#### Material supplied

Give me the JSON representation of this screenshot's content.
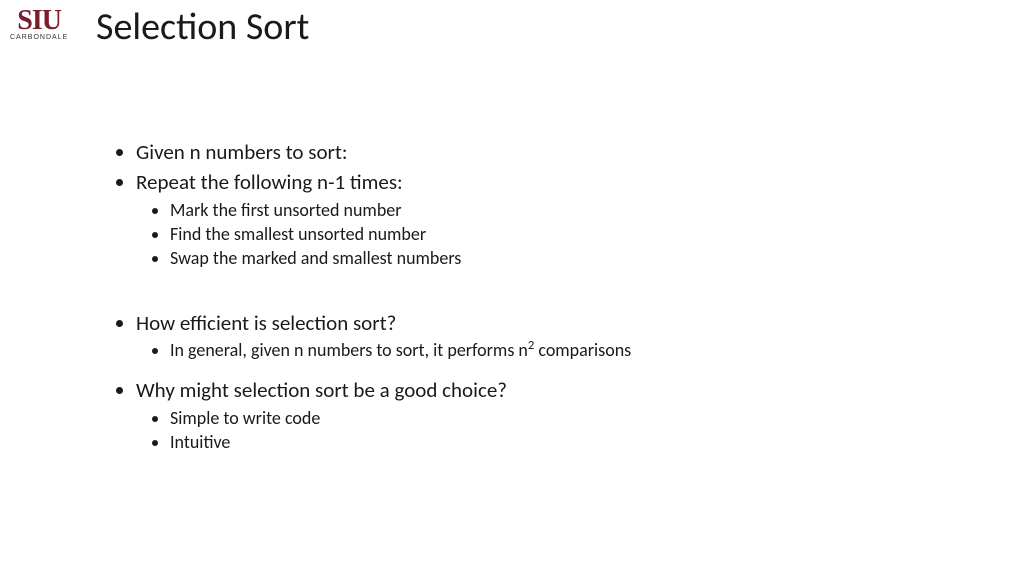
{
  "logo": {
    "main": "SIU",
    "sub": "CARBONDALE"
  },
  "title": "Selection Sort",
  "bullets": {
    "b1": "Given n numbers to sort:",
    "b2": "Repeat the following n-1 times:",
    "b2_sub": [
      "Mark the first unsorted number",
      "Find the smallest unsorted number",
      "Swap the marked and smallest numbers"
    ],
    "b3": "How efficient is selection sort?",
    "b3_sub_prefix": "In general, given n numbers to sort, it performs n",
    "b3_sub_sup": "2",
    "b3_sub_suffix": " comparisons",
    "b4": "Why might selection sort be a good choice?",
    "b4_sub": [
      "Simple to write code",
      "Intuitive"
    ]
  }
}
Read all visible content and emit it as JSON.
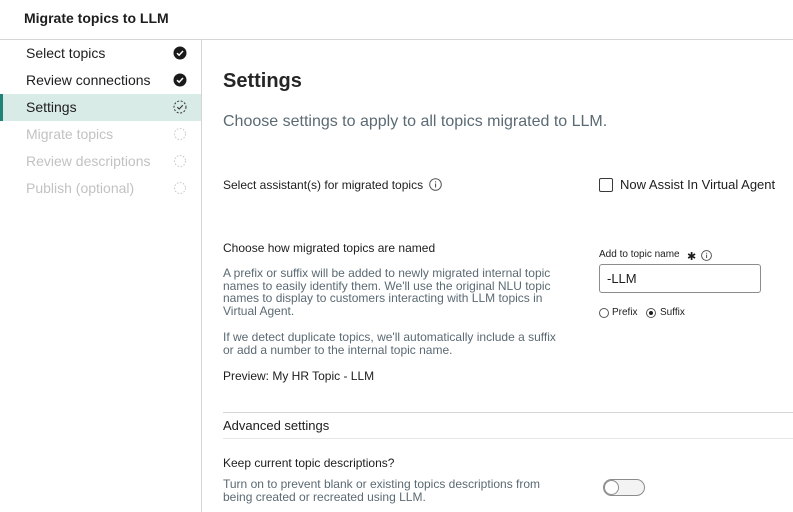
{
  "header": {
    "title": "Migrate topics to LLM"
  },
  "sidebar": {
    "steps": [
      {
        "label": "Select topics",
        "state": "complete"
      },
      {
        "label": "Review connections",
        "state": "complete"
      },
      {
        "label": "Settings",
        "state": "current"
      },
      {
        "label": "Migrate topics",
        "state": "pending"
      },
      {
        "label": "Review descriptions",
        "state": "pending"
      },
      {
        "label": "Publish (optional)",
        "state": "pending"
      }
    ]
  },
  "main": {
    "title": "Settings",
    "subtitle": "Choose settings to apply to all topics migrated to LLM.",
    "assistant": {
      "label": "Select assistant(s) for migrated topics",
      "option_label": "Now Assist In Virtual Agent",
      "checked": false
    },
    "naming": {
      "label": "Choose how migrated topics are named",
      "desc1_lines": [
        "A prefix or suffix will be added to newly migrated internal topic",
        "names to easily identify them. We'll use the original NLU topic",
        "names to display to customers interacting with LLM topics in",
        "Virtual Agent."
      ],
      "desc2_lines": [
        "If we detect duplicate topics, we'll automatically include a suffix",
        "or add a number to the internal topic name."
      ],
      "preview": "Preview: My HR Topic - LLM",
      "field_label": "Add to topic name",
      "field_value": "-LLM",
      "radio_prefix": "Prefix",
      "radio_suffix": "Suffix",
      "selected": "suffix"
    },
    "advanced": {
      "title": "Advanced settings",
      "keep_label": "Keep current topic descriptions?",
      "keep_desc_lines": [
        "Turn on to prevent blank or existing topics descriptions from",
        "being created or recreated using LLM."
      ],
      "toggle_on": false
    }
  },
  "colors": {
    "accent": "#1f8476",
    "active_bg": "#d9ebe7",
    "muted_text": "#5b6a73"
  }
}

########

### What you need to do
The records above are to be restated exactly, without their pictures.

### Reply to the task
Give me the JSON representation of this screenshot's content.
{
  "logo": {
    "main": "SIU",
    "sub": "CARBONDALE"
  },
  "title": "Selection Sort",
  "bullets": {
    "b1": "Given n numbers to sort:",
    "b2": "Repeat the following n-1 times:",
    "b2_sub": [
      "Mark the first unsorted number",
      "Find the smallest unsorted number",
      "Swap the marked and smallest numbers"
    ],
    "b3": "How efficient is selection sort?",
    "b3_sub_prefix": "In general, given n numbers to sort, it performs n",
    "b3_sub_sup": "2",
    "b3_sub_suffix": " comparisons",
    "b4": "Why might selection sort be a good choice?",
    "b4_sub": [
      "Simple to write code",
      "Intuitive"
    ]
  }
}
Read all visible content and emit it as JSON.
{
  "header": {
    "title": "Migrate topics to LLM"
  },
  "sidebar": {
    "steps": [
      {
        "label": "Select topics",
        "state": "complete"
      },
      {
        "label": "Review connections",
        "state": "complete"
      },
      {
        "label": "Settings",
        "state": "current"
      },
      {
        "label": "Migrate topics",
        "state": "pending"
      },
      {
        "label": "Review descriptions",
        "state": "pending"
      },
      {
        "label": "Publish (optional)",
        "state": "pending"
      }
    ]
  },
  "main": {
    "title": "Settings",
    "subtitle": "Choose settings to apply to all topics migrated to LLM.",
    "assistant": {
      "label": "Select assistant(s) for migrated topics",
      "option_label": "Now Assist In Virtual Agent",
      "checked": false
    },
    "naming": {
      "label": "Choose how migrated topics are named",
      "desc1_lines": [
        "A prefix or suffix will be added to newly migrated internal topic",
        "names to easily identify them. We'll use the original NLU topic",
        "names to display to customers interacting with LLM topics in",
        "Virtual Agent."
      ],
      "desc2_lines": [
        "If we detect duplicate topics, we'll automatically include a suffix",
        "or add a number to the internal topic name."
      ],
      "preview": "Preview: My HR Topic - LLM",
      "field_label": "Add to topic name",
      "field_value": "-LLM",
      "radio_prefix": "Prefix",
      "radio_suffix": "Suffix",
      "selected": "suffix"
    },
    "advanced": {
      "title": "Advanced settings",
      "keep_label": "Keep current topic descriptions?",
      "keep_desc_lines": [
        "Turn on to prevent blank or existing topics descriptions from",
        "being created or recreated using LLM."
      ],
      "toggle_on": false
    }
  },
  "colors": {
    "accent": "#1f8476",
    "active_bg": "#d9ebe7",
    "muted_text": "#5b6a73"
  }
}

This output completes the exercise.